Goal >> In the records from the start up to and including the line with "Decompose this screenshot", swap "bbox" for "bounding box" and leave everything else unchanged. Reproduce those lines without the pictures.

[Layout element annotations]
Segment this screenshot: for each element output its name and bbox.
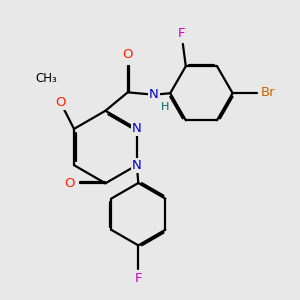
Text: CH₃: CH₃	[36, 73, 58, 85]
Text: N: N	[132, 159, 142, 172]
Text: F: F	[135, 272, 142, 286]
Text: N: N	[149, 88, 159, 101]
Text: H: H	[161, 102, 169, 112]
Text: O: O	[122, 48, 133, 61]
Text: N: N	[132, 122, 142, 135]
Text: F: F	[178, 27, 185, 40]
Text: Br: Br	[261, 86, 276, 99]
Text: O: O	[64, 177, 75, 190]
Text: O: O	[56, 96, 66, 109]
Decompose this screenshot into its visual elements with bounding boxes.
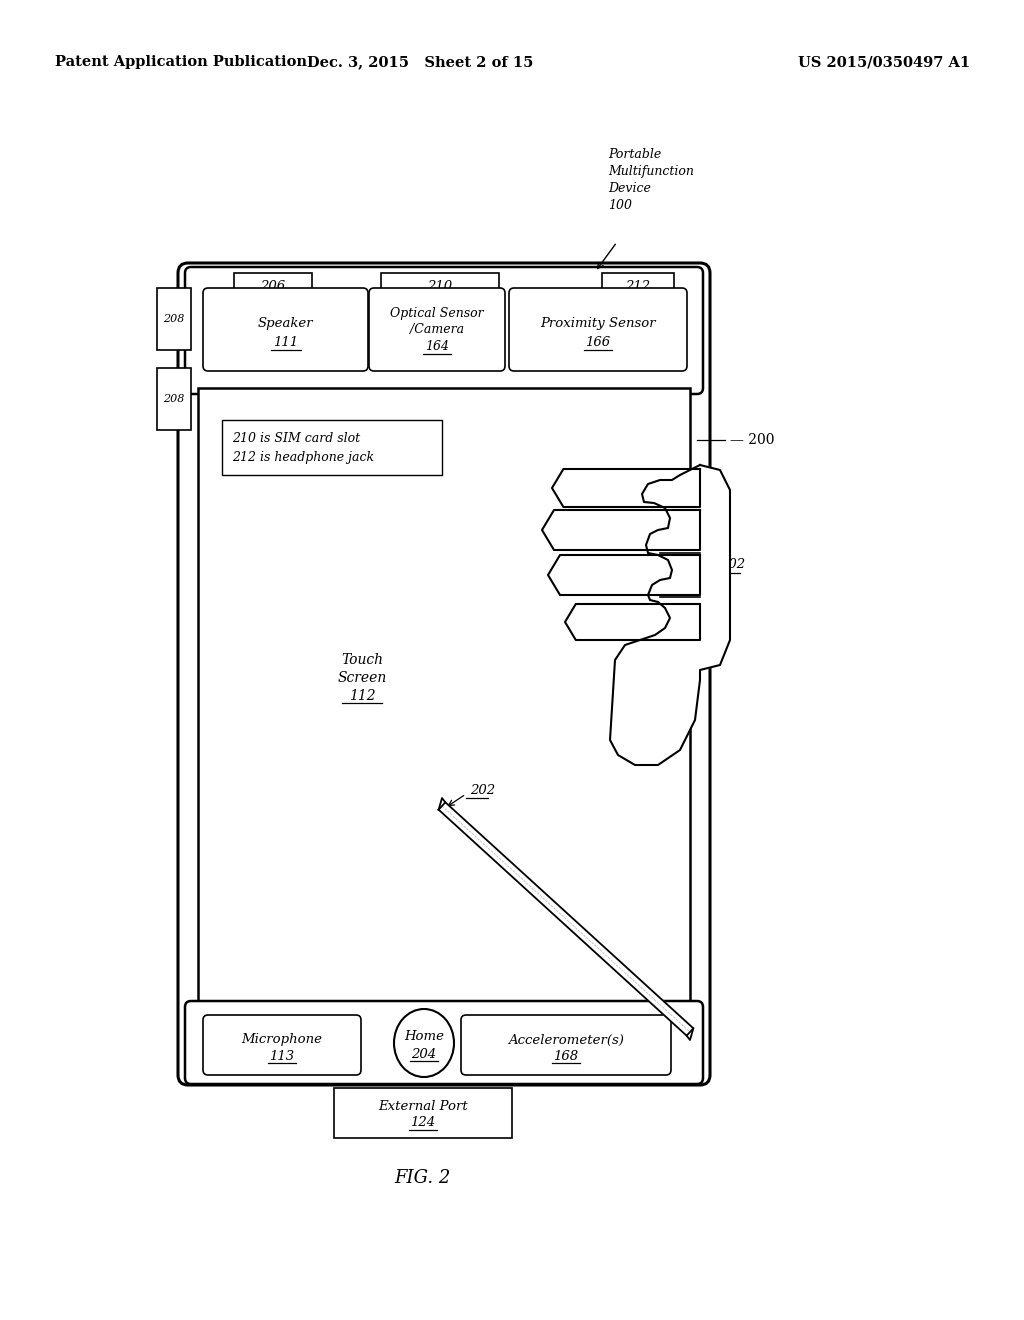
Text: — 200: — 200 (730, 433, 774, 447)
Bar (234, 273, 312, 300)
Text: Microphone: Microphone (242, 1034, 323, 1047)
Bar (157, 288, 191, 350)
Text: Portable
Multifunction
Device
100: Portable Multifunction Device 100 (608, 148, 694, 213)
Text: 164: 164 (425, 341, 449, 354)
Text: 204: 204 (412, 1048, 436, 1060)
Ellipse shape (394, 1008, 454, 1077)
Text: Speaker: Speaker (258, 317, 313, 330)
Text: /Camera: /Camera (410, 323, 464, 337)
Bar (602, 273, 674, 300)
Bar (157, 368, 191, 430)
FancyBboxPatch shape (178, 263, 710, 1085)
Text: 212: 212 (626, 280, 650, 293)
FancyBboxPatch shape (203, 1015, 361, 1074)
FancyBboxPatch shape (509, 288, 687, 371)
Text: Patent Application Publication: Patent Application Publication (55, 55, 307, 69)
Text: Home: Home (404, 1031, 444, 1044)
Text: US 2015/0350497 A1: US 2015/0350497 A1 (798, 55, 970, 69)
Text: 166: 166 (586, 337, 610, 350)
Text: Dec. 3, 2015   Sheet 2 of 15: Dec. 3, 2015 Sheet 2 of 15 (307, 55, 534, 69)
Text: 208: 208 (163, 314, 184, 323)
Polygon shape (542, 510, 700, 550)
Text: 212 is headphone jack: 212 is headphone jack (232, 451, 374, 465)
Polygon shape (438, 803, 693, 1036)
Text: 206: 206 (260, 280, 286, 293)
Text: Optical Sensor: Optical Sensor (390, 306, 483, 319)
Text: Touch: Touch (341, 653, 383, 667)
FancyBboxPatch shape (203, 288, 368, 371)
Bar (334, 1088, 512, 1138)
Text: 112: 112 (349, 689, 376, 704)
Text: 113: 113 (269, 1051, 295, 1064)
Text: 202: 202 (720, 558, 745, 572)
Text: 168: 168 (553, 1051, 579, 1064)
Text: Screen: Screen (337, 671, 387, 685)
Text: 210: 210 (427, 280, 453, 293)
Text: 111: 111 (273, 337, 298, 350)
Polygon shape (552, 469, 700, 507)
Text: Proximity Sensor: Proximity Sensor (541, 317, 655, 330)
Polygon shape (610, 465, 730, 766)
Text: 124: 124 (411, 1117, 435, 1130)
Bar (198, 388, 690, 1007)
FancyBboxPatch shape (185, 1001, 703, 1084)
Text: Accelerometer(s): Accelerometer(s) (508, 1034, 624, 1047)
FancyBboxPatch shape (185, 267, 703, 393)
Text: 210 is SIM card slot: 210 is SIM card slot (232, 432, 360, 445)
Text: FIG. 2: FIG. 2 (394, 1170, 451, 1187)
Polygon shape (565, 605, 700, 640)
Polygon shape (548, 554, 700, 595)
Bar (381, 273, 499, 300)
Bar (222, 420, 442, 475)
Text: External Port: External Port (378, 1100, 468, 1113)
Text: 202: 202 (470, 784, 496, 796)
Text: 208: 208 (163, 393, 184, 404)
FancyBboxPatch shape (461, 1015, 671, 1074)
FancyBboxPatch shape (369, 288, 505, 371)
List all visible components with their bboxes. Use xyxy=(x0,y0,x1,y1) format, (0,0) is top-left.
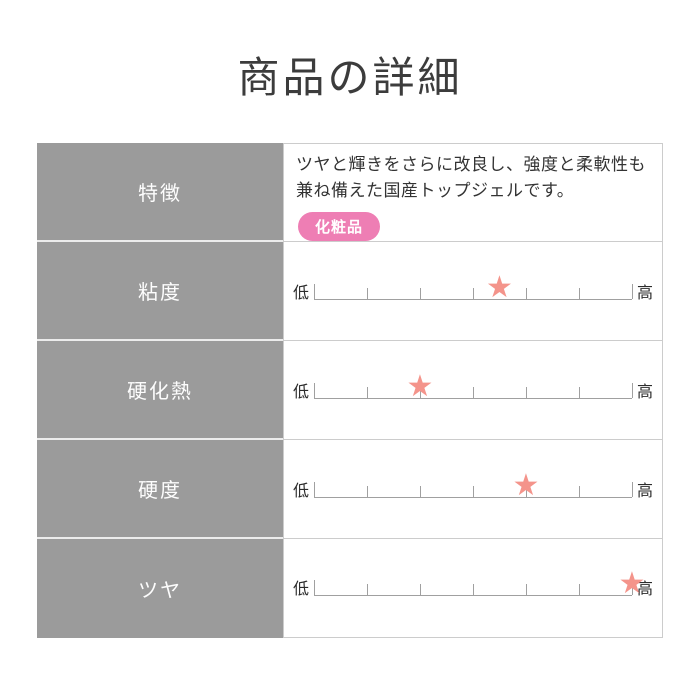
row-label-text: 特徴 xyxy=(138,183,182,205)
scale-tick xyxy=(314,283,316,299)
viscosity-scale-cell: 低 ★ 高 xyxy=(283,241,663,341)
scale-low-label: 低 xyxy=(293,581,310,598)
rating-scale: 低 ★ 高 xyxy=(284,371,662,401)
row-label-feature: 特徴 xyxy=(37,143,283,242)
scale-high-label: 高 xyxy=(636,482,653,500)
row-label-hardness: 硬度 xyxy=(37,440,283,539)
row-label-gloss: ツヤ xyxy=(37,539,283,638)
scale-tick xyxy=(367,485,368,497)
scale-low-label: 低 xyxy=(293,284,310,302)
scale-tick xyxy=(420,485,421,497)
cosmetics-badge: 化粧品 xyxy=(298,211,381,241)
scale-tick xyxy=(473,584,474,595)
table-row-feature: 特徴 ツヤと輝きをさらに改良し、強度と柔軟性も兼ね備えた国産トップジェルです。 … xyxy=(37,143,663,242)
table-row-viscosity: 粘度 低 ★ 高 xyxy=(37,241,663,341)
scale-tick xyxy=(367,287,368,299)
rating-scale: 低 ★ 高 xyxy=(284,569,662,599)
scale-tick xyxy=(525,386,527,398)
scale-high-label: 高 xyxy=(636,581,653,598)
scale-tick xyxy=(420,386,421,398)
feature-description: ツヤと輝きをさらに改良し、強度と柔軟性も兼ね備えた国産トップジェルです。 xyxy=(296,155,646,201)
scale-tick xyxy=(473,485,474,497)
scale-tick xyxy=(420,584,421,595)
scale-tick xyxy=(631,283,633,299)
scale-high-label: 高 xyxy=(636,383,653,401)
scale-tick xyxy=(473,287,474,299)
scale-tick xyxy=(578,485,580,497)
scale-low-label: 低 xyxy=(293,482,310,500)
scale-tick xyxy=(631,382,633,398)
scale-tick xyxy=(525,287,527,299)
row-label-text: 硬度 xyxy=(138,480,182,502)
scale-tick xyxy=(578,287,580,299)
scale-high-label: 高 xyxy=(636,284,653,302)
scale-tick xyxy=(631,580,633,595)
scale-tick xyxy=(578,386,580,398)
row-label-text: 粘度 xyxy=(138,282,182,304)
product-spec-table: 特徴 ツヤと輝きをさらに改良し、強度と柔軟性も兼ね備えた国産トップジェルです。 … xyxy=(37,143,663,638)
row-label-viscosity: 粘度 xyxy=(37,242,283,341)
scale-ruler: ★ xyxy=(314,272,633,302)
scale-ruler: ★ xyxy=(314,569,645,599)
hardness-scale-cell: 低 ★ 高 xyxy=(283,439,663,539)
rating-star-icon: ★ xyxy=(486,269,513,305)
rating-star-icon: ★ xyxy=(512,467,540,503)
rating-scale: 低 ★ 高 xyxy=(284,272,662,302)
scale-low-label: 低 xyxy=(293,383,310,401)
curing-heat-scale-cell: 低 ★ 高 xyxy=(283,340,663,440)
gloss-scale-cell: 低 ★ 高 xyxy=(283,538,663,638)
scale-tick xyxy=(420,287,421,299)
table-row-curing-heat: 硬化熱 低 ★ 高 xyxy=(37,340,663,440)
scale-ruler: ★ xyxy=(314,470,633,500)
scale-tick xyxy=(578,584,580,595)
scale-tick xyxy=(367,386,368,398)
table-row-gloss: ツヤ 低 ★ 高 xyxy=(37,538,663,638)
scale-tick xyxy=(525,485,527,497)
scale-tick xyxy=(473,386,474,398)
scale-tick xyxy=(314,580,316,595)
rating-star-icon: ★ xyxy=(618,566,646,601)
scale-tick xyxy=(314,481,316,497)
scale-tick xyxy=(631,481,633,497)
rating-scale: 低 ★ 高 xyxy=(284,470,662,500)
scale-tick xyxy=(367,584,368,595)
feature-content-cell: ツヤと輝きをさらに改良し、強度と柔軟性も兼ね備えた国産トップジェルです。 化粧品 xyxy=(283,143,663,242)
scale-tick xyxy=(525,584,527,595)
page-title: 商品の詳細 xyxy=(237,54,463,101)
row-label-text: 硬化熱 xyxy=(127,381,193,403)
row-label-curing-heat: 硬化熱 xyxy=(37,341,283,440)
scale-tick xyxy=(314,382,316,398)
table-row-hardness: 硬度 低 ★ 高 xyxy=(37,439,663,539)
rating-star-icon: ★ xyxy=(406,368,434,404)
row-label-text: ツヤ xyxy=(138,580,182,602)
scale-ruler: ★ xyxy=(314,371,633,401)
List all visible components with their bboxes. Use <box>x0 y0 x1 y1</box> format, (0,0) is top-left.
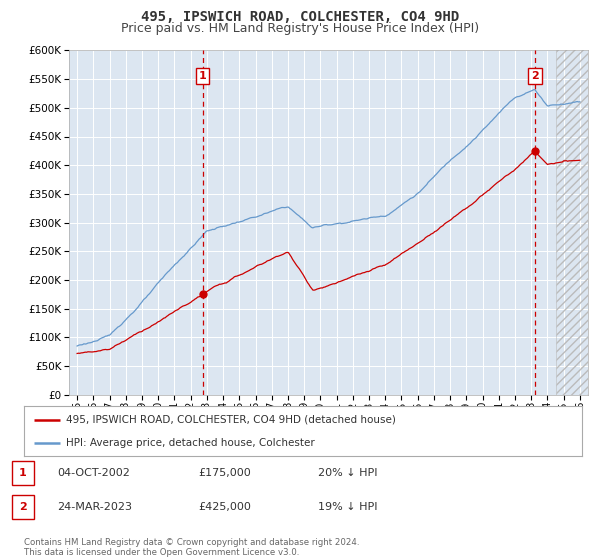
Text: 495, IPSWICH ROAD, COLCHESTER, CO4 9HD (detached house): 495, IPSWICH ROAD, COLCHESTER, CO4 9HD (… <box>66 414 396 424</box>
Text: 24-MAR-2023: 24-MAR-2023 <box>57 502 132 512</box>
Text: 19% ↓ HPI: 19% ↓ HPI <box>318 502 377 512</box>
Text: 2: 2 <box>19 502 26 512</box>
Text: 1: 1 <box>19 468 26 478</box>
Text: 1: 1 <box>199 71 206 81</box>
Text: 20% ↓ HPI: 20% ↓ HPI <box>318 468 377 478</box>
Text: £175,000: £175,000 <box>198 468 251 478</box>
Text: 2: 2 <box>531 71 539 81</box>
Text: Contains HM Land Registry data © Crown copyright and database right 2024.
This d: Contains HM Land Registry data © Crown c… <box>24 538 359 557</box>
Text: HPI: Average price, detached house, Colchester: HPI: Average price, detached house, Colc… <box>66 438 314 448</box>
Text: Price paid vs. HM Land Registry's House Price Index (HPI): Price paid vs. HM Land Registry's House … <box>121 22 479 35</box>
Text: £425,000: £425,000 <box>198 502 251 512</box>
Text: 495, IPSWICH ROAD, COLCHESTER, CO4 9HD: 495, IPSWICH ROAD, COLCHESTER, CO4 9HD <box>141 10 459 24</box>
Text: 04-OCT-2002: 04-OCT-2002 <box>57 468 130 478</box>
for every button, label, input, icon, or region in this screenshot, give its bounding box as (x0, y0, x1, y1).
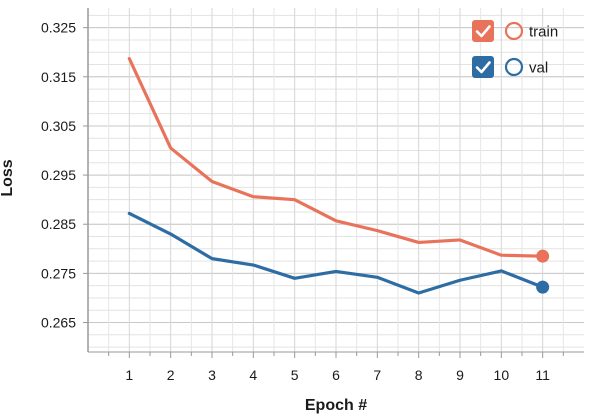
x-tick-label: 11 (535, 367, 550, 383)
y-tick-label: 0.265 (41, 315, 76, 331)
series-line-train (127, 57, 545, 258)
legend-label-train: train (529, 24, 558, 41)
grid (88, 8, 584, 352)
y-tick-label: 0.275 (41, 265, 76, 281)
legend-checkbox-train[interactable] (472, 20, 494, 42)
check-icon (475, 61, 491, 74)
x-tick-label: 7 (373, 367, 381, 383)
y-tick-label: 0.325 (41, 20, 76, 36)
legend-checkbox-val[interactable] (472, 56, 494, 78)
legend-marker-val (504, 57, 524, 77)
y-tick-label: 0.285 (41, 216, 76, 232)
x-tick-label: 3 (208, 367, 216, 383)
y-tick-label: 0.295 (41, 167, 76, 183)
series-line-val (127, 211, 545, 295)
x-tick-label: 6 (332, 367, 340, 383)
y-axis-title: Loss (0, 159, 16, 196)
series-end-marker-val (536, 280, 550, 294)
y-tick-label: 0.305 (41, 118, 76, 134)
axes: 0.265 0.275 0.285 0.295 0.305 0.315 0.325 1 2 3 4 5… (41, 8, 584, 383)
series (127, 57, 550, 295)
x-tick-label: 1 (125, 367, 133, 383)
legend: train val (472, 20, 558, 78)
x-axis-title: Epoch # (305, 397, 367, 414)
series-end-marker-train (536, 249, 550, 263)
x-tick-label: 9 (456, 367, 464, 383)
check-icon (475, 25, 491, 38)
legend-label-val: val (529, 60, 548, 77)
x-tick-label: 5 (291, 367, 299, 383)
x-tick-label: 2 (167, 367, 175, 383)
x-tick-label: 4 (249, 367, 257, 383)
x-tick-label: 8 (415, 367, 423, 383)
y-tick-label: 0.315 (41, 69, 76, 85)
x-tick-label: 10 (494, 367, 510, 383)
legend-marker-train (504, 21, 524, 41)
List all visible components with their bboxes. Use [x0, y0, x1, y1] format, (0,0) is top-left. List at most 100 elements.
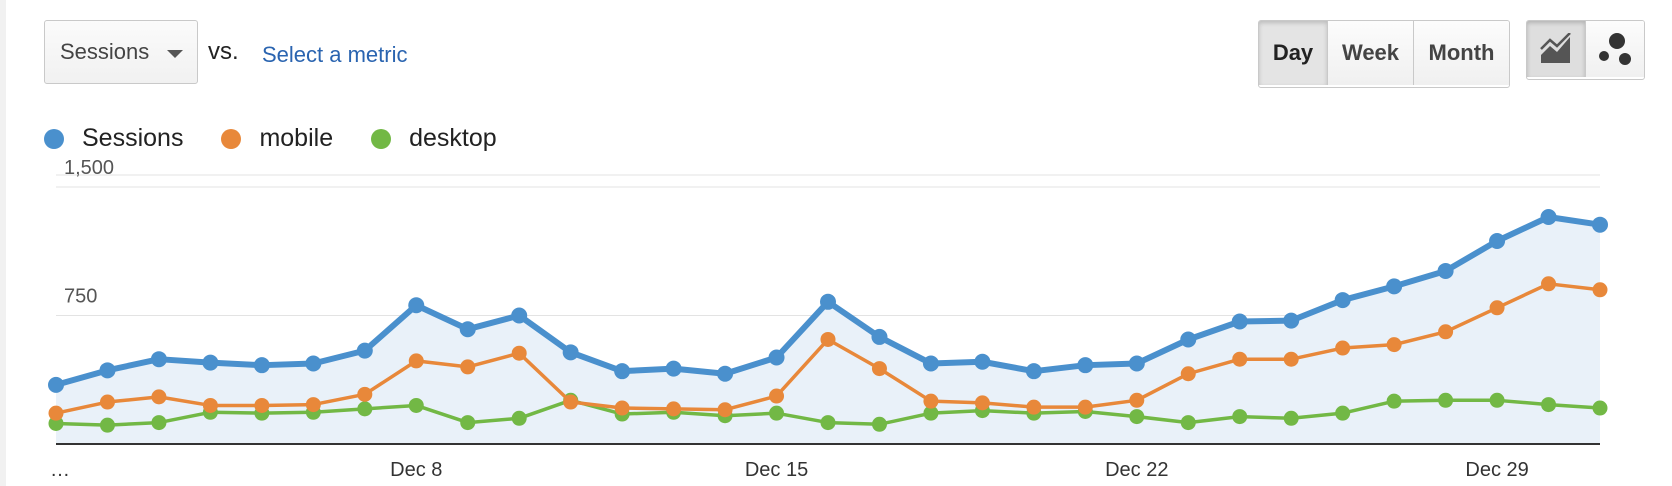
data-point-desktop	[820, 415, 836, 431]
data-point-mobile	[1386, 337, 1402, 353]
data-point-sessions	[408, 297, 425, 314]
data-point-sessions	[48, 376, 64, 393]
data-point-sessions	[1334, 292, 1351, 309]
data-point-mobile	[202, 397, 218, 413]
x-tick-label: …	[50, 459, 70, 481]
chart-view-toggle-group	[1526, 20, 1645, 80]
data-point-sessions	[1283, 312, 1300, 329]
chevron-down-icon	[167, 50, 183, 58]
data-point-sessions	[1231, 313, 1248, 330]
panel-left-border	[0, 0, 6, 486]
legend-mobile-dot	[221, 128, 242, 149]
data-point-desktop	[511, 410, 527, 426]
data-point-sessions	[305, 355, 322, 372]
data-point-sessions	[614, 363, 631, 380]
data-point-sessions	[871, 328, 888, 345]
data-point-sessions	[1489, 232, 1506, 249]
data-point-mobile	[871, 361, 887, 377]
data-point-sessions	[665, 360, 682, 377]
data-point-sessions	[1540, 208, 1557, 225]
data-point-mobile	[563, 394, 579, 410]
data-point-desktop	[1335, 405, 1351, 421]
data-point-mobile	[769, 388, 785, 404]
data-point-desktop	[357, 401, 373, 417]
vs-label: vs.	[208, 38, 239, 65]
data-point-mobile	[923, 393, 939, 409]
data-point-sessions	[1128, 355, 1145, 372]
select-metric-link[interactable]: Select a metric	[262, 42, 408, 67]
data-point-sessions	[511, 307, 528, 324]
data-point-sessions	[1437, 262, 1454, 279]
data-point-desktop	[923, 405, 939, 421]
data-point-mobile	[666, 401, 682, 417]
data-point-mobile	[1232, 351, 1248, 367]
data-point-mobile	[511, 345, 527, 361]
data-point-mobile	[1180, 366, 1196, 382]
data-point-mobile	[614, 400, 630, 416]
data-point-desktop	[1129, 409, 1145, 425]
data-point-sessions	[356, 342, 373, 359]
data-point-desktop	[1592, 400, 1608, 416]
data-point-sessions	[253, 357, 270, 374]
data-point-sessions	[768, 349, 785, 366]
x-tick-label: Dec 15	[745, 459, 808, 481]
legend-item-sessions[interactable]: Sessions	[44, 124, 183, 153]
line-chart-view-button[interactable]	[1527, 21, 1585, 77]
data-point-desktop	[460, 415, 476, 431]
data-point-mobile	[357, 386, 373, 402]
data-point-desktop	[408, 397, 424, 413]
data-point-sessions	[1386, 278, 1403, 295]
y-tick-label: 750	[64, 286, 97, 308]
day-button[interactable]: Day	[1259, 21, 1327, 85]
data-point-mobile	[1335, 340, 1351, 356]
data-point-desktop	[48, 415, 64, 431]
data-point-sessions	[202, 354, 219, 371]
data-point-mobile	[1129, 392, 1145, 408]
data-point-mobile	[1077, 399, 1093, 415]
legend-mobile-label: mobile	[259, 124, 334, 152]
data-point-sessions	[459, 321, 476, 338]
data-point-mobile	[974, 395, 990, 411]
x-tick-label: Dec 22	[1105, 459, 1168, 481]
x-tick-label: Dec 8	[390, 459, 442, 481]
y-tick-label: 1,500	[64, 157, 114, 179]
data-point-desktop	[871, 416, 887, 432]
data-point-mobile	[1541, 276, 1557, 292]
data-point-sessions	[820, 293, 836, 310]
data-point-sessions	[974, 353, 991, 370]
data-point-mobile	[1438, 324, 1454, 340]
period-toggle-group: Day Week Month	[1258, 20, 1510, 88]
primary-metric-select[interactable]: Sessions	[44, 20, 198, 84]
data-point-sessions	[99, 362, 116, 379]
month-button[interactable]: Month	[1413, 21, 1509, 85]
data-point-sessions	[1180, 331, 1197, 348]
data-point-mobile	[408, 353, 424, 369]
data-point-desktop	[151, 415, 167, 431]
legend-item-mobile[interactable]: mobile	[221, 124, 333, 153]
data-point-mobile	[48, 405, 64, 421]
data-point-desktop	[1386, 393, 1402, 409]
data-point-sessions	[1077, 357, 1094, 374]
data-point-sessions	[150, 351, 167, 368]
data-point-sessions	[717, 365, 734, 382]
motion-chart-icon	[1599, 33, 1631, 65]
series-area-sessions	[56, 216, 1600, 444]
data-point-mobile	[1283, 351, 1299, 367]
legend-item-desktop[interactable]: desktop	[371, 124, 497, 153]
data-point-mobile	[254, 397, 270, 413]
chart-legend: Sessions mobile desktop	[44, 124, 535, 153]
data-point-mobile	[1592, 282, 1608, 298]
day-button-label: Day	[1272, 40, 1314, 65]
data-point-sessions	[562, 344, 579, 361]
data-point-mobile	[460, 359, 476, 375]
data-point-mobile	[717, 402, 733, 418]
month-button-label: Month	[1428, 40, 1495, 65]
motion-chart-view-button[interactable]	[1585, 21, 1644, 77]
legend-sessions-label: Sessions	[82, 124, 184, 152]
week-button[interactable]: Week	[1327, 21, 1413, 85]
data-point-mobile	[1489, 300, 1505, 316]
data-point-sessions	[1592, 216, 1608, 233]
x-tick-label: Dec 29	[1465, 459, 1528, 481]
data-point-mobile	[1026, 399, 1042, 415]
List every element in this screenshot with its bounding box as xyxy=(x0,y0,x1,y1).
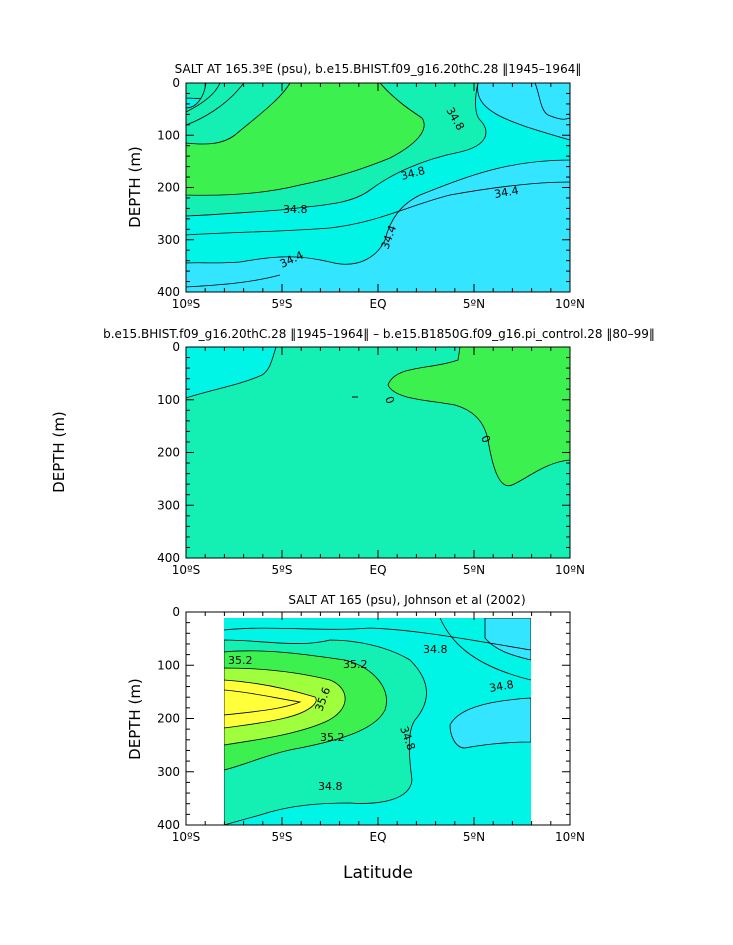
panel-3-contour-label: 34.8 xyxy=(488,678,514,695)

Solution for this problem >>
Segment this screenshot: for each element output its name and bounding box.
Text: CH₃: CH₃	[36, 73, 58, 85]
Text: N: N	[132, 159, 142, 172]
Text: F: F	[135, 272, 142, 286]
Text: N: N	[149, 88, 159, 101]
Text: H: H	[161, 102, 169, 112]
Text: O: O	[122, 48, 133, 61]
Text: N: N	[132, 122, 142, 135]
Text: F: F	[178, 27, 185, 40]
Text: Br: Br	[261, 86, 276, 99]
Text: O: O	[64, 177, 75, 190]
Text: O: O	[56, 96, 66, 109]
Decompose this screenshot into its visual elements with bounding boxes.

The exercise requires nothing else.